WHAT YOU HAVE TO DO
Each line of the listing where "gånger" appears should be reported.

** SOURCE RECORDS follows **

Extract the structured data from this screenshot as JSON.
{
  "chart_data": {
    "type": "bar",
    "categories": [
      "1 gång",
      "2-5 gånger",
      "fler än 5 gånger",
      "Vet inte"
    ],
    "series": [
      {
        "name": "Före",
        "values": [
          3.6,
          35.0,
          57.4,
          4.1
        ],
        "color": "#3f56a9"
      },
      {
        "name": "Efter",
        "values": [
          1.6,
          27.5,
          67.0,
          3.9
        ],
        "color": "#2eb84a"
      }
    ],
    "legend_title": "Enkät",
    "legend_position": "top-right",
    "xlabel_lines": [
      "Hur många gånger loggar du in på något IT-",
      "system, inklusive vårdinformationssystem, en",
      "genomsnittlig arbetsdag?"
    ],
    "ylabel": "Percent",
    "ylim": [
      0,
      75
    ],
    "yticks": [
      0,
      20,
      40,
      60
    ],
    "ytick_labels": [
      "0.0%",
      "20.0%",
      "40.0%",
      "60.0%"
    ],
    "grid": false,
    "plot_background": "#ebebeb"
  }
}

** End of SOURCE RECORDS **

ANSWER BELOW
      "2-5 gånger",
      "fler än 5 gånger",
      "Hur många gånger loggar du in på något IT-",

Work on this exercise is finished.